## START DATASET EXCERPTS

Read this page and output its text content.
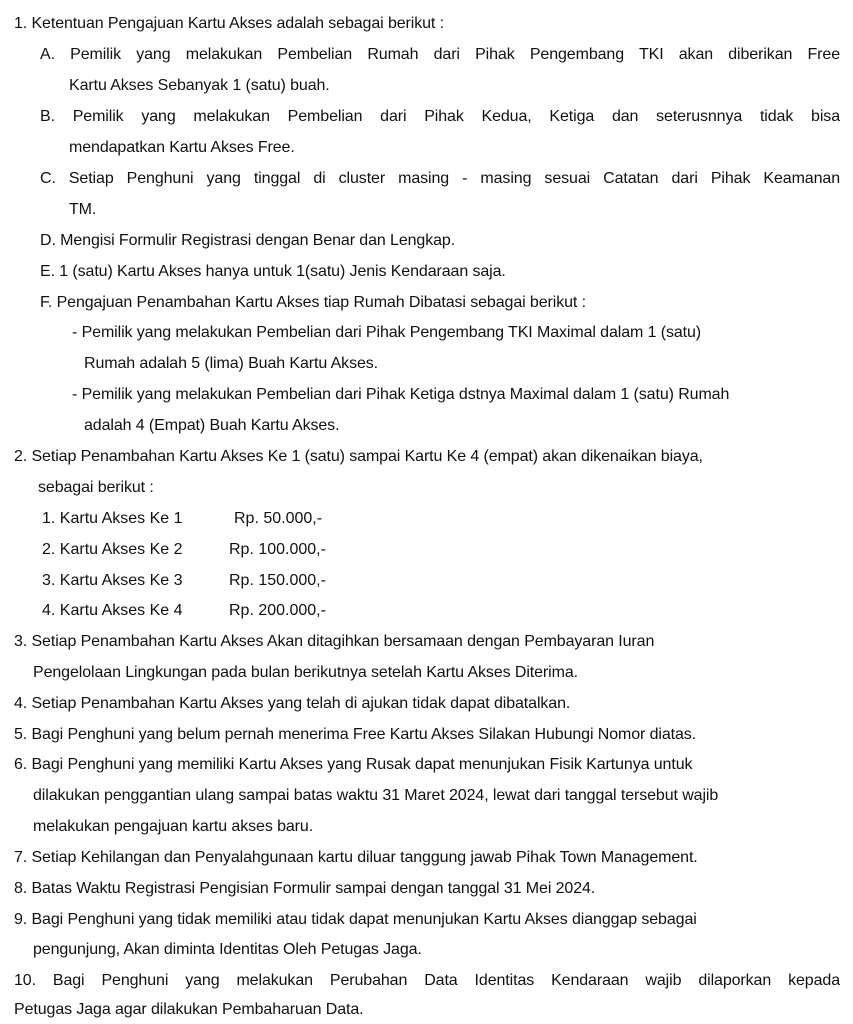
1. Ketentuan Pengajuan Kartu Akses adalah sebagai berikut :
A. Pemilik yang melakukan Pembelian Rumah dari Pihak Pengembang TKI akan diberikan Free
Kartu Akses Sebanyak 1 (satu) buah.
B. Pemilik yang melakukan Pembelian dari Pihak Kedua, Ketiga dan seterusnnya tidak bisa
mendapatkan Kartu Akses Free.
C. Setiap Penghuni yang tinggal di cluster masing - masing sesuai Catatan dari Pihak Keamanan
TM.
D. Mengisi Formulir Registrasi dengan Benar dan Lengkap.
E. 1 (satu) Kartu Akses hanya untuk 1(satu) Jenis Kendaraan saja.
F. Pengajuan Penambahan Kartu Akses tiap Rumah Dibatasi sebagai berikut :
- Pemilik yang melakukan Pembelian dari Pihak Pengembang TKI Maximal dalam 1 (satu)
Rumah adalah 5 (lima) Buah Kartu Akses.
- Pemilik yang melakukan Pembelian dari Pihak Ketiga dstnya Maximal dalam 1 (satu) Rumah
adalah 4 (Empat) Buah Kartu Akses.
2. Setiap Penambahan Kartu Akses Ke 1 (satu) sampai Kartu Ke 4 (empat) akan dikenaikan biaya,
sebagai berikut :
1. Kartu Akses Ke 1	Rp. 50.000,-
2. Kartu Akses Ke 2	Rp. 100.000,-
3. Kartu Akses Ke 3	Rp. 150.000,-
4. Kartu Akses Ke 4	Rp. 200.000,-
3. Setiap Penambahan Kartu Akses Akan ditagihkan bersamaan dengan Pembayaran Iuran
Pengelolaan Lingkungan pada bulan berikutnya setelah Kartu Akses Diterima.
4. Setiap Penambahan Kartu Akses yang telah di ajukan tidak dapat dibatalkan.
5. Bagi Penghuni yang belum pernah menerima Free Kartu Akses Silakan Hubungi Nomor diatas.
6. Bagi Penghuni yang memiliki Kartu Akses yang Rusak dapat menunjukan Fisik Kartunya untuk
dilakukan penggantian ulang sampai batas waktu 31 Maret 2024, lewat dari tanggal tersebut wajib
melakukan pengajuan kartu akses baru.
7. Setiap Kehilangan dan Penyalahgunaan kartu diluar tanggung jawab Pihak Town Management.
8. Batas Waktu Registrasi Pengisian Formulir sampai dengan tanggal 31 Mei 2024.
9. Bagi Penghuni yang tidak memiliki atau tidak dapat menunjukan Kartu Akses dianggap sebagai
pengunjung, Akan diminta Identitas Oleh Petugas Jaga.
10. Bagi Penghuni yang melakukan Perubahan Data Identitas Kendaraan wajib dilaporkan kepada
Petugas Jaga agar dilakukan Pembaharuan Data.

## END DATASET EXCERPTS

▸ TASK DETAILS
Repeat the listing above exactly, with no pictures.

▸ THE COMPLETED TASK
Read this page and output its text content.
1. Ketentuan Pengajuan Kartu Akses adalah sebagai berikut :
A. Pemilik yang melakukan Pembelian Rumah dari Pihak Pengembang TKI akan diberikan Free
Kartu Akses Sebanyak 1 (satu) buah.
B. Pemilik yang melakukan Pembelian dari Pihak Kedua, Ketiga dan seterusnnya tidak bisa
mendapatkan Kartu Akses Free.
C. Setiap Penghuni yang tinggal di cluster masing - masing sesuai Catatan dari Pihak Keamanan
TM.
D. Mengisi Formulir Registrasi dengan Benar dan Lengkap.
E. 1 (satu) Kartu Akses hanya untuk 1(satu) Jenis Kendaraan saja.
F. Pengajuan Penambahan Kartu Akses tiap Rumah Dibatasi sebagai berikut :
- Pemilik yang melakukan Pembelian dari Pihak Pengembang TKI Maximal dalam 1 (satu)
Rumah adalah 5 (lima) Buah Kartu Akses.
- Pemilik yang melakukan Pembelian dari Pihak Ketiga dstnya Maximal dalam 1 (satu) Rumah
adalah 4 (Empat) Buah Kartu Akses.
2. Setiap Penambahan Kartu Akses Ke 1 (satu) sampai Kartu Ke 4 (empat) akan dikenaikan biaya,
sebagai berikut :
1. Kartu Akses Ke 1	Rp. 50.000,-
2. Kartu Akses Ke 2	Rp. 100.000,-
3. Kartu Akses Ke 3	Rp. 150.000,-
4. Kartu Akses Ke 4	Rp. 200.000,-
3. Setiap Penambahan Kartu Akses Akan ditagihkan bersamaan dengan Pembayaran Iuran
Pengelolaan Lingkungan pada bulan berikutnya setelah Kartu Akses Diterima.
4. Setiap Penambahan Kartu Akses yang telah di ajukan tidak dapat dibatalkan.
5. Bagi Penghuni yang belum pernah menerima Free Kartu Akses Silakan Hubungi Nomor diatas.
6. Bagi Penghuni yang memiliki Kartu Akses yang Rusak dapat menunjukan Fisik Kartunya untuk
dilakukan penggantian ulang sampai batas waktu 31 Maret 2024, lewat dari tanggal tersebut wajib
melakukan pengajuan kartu akses baru.
7. Setiap Kehilangan dan Penyalahgunaan kartu diluar tanggung jawab Pihak Town Management.
8. Batas Waktu Registrasi Pengisian Formulir sampai dengan tanggal 31 Mei 2024.
9. Bagi Penghuni yang tidak memiliki atau tidak dapat menunjukan Kartu Akses dianggap sebagai
pengunjung, Akan diminta Identitas Oleh Petugas Jaga.
10. Bagi Penghuni yang melakukan Perubahan Data Identitas Kendaraan wajib dilaporkan kepada
Petugas Jaga agar dilakukan Pembaharuan Data.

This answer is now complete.